EXERCISE TASK: Give only the number of lines in the records that include the string "egnet".

[Dataset excerpt]
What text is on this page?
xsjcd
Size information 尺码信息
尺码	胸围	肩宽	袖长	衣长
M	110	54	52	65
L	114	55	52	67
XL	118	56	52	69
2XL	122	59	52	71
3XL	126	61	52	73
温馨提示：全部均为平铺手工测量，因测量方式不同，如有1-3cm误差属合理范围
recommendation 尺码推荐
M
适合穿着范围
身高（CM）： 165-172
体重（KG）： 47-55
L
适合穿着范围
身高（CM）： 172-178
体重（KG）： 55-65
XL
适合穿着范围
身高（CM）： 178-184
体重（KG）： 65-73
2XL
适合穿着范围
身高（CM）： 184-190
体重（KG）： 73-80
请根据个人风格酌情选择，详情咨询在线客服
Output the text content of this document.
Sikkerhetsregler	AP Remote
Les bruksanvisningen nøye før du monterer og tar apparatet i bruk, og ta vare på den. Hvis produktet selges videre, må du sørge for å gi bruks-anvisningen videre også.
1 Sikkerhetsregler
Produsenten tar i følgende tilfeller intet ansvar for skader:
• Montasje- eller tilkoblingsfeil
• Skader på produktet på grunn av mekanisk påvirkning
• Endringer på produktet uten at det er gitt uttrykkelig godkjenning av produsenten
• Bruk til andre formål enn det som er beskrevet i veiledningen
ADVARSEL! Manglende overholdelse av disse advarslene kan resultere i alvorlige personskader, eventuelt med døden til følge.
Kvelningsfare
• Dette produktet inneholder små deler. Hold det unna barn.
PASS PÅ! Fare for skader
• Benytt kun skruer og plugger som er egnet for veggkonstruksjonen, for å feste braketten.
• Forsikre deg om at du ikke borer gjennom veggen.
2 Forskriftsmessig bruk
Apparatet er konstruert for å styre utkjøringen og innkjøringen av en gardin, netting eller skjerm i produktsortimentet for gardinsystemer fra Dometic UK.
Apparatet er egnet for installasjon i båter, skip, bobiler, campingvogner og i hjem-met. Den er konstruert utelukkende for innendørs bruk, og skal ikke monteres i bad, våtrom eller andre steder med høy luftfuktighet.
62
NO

EXERCISE SOLUTION: 2